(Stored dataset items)

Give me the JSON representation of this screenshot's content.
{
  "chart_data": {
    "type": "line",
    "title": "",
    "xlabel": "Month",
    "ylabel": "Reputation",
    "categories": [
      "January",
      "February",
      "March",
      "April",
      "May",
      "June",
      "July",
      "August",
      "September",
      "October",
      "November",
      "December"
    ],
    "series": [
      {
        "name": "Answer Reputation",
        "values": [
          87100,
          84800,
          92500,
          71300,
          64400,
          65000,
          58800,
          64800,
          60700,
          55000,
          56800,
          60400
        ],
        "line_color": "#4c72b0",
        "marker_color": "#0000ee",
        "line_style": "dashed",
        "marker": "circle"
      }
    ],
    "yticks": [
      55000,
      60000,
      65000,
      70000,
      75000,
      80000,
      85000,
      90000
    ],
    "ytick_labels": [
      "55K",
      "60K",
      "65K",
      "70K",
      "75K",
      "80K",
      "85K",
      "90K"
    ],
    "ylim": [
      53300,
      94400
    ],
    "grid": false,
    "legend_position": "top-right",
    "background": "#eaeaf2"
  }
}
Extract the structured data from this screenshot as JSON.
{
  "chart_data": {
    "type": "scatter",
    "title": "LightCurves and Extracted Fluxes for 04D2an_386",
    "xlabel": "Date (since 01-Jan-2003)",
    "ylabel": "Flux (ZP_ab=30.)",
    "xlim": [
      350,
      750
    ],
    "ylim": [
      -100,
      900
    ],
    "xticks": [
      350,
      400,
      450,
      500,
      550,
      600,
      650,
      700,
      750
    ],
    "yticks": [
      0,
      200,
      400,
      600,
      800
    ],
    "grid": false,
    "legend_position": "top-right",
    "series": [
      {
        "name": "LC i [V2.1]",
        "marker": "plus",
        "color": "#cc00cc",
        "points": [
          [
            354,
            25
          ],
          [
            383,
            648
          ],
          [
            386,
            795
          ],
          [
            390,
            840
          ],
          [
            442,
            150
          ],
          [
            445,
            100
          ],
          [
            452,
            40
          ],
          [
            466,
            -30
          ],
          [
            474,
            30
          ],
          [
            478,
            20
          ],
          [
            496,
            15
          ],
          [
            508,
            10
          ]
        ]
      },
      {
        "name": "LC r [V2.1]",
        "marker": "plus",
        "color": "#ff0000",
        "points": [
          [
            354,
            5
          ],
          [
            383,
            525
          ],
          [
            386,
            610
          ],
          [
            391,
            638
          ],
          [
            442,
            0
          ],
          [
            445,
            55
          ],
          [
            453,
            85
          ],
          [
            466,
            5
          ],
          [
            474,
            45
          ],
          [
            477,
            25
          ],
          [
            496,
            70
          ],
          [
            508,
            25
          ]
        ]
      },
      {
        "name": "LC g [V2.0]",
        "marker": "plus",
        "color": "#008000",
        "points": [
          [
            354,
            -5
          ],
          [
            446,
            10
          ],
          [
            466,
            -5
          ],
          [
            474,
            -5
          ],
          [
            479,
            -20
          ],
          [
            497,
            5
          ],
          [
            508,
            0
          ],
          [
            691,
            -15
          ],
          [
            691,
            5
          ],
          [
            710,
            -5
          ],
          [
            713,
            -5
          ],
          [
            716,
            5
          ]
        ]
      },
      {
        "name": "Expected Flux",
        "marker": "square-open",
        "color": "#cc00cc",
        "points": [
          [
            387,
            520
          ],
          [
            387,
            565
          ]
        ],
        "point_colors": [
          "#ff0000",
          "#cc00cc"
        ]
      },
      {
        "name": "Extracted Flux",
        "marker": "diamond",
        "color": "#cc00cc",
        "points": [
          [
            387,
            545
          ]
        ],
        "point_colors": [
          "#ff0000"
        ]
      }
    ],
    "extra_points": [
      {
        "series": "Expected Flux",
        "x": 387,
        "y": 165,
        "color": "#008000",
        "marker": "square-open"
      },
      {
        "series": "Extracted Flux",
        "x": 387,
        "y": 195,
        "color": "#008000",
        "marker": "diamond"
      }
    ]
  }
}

**Request:** Tally up the lines in the preceding listing that contain the string "Expected". Respond with the number and nothing else.

**Result:** 2